> _Set problem_
Take the line containing "OCR this image." and every line after it in the data below, and print them exactly as given, with nothing else.

(Stored records)

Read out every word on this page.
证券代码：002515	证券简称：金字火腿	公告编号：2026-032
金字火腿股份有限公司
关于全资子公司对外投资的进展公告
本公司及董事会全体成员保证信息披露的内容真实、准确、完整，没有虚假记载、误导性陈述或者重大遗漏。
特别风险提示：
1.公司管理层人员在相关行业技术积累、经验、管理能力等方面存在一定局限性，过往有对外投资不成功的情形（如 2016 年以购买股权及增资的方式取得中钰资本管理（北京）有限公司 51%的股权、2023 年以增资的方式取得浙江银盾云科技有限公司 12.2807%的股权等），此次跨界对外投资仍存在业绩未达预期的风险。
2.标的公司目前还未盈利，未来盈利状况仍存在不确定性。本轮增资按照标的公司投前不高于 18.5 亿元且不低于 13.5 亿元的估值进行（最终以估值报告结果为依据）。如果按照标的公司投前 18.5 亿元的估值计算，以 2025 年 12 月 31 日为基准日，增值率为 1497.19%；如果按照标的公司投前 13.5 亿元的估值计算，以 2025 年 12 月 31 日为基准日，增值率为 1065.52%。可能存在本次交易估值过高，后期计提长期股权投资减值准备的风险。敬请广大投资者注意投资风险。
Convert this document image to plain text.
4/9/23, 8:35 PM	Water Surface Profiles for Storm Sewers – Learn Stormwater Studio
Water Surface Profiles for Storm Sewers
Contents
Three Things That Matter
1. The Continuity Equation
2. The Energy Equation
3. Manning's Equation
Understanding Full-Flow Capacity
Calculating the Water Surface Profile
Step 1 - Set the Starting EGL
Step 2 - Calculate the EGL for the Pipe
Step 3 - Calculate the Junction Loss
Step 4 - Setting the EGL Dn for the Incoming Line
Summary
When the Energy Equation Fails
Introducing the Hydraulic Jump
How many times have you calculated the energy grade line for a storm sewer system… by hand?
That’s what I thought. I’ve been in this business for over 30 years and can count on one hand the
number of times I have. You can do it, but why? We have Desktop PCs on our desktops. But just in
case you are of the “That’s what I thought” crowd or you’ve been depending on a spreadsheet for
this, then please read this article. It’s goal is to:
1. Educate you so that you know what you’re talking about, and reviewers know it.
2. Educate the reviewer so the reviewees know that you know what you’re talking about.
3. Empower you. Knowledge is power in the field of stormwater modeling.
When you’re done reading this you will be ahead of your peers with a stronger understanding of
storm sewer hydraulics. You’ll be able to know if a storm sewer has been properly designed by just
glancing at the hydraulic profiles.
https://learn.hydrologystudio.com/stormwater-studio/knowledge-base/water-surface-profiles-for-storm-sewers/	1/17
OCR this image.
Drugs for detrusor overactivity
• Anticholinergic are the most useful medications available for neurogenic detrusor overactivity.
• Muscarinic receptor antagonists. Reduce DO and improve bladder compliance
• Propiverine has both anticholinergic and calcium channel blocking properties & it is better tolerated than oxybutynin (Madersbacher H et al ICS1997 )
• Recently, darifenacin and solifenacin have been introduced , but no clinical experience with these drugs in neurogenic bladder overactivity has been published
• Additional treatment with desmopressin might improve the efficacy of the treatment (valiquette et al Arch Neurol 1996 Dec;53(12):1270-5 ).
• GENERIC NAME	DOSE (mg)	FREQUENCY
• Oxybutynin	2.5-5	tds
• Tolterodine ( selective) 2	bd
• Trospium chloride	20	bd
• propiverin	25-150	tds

> _Complete response_
OCR this image.
Drugs for detrusor overactivity
• Anticholinergic are the most useful medications available for neurogenic detrusor overactivity.
• Muscarinic receptor antagonists. Reduce DO and improve bladder compliance
• Propiverine has both anticholinergic and calcium channel blocking properties & it is better tolerated than oxybutynin (Madersbacher H et al ICS1997 )
• Recently, darifenacin and solifenacin have been introduced , but no clinical experience with these drugs in neurogenic bladder overactivity has been published
• Additional treatment with desmopressin might improve the efficacy of the treatment (valiquette et al Arch Neurol 1996 Dec;53(12):1270-5 ).
• GENERIC NAME	DOSE (mg)	FREQUENCY
• Oxybutynin	2.5-5	tds
• Tolterodine ( selective) 2	bd
• Trospium chloride	20	bd
• propiverin	25-150	tds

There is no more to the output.